**Written problem**
Reproduce the items below starting at the line containing "For 100 of the" and ending at the line containing "layers-icon bbox=[805, 135, 827, 157]", both included.

## start

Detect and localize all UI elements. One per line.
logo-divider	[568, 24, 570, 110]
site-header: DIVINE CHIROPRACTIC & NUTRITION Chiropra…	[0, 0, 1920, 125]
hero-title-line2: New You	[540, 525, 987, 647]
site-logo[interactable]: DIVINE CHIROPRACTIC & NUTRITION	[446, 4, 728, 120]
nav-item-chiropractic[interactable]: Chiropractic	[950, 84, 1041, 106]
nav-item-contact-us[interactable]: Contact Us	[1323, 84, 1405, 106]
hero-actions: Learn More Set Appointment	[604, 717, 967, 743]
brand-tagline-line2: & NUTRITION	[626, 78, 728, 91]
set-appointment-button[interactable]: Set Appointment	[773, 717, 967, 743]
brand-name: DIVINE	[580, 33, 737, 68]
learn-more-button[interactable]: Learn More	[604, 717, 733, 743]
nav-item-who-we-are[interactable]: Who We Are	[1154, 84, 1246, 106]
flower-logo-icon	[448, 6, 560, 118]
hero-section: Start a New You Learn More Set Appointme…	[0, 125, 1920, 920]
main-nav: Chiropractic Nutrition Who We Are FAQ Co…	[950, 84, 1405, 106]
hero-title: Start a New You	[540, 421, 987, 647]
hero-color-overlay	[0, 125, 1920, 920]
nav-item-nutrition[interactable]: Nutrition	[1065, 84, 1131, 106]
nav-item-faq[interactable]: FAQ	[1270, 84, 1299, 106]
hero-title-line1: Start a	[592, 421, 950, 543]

## end
## start

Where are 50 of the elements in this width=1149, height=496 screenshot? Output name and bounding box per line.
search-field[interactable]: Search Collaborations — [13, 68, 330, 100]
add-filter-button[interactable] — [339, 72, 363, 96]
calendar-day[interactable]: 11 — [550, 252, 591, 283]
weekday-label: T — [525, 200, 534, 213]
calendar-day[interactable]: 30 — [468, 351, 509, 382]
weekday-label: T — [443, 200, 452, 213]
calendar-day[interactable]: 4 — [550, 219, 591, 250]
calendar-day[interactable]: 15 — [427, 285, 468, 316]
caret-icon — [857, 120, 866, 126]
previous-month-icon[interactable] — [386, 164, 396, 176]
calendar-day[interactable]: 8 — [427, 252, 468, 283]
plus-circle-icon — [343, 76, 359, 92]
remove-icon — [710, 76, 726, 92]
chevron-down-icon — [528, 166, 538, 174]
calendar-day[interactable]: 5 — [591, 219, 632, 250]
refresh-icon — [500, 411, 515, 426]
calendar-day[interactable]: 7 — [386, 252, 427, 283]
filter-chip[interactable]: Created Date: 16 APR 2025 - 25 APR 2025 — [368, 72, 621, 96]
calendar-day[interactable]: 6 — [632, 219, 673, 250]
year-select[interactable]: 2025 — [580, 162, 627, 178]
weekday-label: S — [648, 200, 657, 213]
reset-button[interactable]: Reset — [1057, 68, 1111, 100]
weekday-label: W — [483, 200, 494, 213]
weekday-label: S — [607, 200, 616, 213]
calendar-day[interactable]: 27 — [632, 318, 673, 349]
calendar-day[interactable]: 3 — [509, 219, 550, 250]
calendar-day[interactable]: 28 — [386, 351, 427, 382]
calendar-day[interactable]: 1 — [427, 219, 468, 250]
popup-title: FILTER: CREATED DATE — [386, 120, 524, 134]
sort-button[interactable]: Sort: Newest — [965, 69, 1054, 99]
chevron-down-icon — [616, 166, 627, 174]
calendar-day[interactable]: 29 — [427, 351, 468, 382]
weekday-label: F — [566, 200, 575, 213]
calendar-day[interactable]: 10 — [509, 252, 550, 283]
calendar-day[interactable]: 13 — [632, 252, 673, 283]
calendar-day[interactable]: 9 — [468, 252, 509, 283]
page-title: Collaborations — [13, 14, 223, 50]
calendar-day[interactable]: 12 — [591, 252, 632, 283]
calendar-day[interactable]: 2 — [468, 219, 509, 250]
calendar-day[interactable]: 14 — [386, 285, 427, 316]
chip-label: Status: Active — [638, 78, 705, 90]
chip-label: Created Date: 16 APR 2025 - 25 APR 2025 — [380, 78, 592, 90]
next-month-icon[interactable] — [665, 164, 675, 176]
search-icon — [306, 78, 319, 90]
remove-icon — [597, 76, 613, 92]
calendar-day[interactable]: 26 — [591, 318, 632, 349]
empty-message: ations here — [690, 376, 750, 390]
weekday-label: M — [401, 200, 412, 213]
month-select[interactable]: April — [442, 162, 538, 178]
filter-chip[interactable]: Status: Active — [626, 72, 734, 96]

## end
## start

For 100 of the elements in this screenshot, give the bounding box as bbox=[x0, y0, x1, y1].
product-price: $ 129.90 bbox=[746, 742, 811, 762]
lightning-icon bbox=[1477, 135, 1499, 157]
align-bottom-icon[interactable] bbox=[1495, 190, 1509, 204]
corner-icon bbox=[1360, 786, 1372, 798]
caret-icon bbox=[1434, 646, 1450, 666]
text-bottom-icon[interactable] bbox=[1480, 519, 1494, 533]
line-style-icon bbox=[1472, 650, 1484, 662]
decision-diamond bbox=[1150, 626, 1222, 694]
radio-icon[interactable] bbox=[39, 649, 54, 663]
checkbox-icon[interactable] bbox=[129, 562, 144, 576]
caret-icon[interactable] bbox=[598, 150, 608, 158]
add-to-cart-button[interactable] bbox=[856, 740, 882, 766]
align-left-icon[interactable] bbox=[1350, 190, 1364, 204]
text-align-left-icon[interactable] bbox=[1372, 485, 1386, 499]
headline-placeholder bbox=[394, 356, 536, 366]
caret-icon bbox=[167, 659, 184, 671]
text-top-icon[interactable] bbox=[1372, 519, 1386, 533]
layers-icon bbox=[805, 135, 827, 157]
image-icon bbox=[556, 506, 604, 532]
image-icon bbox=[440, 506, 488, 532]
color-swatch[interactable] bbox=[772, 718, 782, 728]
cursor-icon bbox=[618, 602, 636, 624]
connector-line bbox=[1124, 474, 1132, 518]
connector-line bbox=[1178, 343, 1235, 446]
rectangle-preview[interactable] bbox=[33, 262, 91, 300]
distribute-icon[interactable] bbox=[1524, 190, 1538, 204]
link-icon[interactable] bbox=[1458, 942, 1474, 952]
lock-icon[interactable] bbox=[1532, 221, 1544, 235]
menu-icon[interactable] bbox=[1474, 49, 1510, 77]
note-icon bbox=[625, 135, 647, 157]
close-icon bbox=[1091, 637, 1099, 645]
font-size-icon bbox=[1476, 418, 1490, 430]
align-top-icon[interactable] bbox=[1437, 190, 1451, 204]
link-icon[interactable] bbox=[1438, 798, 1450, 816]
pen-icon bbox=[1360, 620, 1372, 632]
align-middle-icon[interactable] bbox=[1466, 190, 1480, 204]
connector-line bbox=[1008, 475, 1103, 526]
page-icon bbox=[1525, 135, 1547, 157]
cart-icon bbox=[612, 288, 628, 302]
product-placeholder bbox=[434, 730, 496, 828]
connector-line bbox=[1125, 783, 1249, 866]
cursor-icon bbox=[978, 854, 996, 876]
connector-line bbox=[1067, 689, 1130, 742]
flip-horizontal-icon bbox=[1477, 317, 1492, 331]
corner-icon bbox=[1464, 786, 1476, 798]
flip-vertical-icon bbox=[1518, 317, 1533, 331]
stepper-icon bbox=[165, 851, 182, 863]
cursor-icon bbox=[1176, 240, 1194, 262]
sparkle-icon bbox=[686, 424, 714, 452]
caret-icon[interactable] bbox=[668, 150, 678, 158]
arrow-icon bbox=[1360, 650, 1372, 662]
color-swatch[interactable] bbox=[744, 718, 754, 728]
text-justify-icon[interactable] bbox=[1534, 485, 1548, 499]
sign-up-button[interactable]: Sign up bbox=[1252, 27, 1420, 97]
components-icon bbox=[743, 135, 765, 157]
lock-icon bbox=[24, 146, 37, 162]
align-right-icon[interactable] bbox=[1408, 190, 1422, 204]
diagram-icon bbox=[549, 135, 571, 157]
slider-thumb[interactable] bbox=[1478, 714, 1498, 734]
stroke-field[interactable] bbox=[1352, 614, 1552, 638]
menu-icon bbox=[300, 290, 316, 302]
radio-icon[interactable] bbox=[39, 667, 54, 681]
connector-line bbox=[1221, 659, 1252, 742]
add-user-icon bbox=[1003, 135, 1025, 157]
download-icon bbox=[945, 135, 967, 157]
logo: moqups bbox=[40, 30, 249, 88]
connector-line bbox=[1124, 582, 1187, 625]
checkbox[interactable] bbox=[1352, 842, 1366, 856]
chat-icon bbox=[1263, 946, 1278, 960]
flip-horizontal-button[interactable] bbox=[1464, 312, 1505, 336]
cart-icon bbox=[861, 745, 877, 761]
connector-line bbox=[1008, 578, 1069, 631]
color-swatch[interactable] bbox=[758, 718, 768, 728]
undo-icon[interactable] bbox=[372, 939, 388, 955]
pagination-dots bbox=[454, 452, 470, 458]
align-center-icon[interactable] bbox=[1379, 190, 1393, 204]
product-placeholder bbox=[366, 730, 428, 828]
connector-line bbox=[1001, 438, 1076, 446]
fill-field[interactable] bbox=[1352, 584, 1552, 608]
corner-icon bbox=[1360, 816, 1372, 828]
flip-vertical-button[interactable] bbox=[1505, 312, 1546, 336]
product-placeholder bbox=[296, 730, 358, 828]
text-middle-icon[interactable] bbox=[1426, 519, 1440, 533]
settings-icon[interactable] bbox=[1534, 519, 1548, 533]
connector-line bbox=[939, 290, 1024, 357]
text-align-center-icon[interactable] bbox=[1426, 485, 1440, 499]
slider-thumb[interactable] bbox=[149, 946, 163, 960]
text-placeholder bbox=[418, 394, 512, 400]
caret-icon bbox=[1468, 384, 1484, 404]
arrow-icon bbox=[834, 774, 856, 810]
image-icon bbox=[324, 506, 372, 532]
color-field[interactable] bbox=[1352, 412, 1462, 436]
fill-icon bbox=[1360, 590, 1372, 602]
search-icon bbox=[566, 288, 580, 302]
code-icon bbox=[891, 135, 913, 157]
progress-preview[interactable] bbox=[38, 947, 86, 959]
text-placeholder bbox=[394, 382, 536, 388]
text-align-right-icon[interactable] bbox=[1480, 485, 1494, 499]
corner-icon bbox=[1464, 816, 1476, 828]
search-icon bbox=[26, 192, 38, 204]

## end

**Solution**
For 100 of the elements in this screenshot, give the bounding box as bbox=[x0, y0, x1, y1].
product-price: $ 129.90 bbox=[746, 742, 811, 762]
lightning-icon bbox=[1477, 135, 1499, 157]
align-bottom-icon[interactable] bbox=[1495, 190, 1509, 204]
corner-icon bbox=[1360, 786, 1372, 798]
caret-icon bbox=[1434, 646, 1450, 666]
text-bottom-icon[interactable] bbox=[1480, 519, 1494, 533]
line-style-icon bbox=[1472, 650, 1484, 662]
decision-diamond bbox=[1150, 626, 1222, 694]
radio-icon[interactable] bbox=[39, 649, 54, 663]
checkbox-icon[interactable] bbox=[129, 562, 144, 576]
caret-icon[interactable] bbox=[598, 150, 608, 158]
add-to-cart-button[interactable] bbox=[856, 740, 882, 766]
align-left-icon[interactable] bbox=[1350, 190, 1364, 204]
text-align-left-icon[interactable] bbox=[1372, 485, 1386, 499]
headline-placeholder bbox=[394, 356, 536, 366]
caret-icon bbox=[167, 659, 184, 671]
text-top-icon[interactable] bbox=[1372, 519, 1386, 533]
layers-icon bbox=[805, 135, 827, 157]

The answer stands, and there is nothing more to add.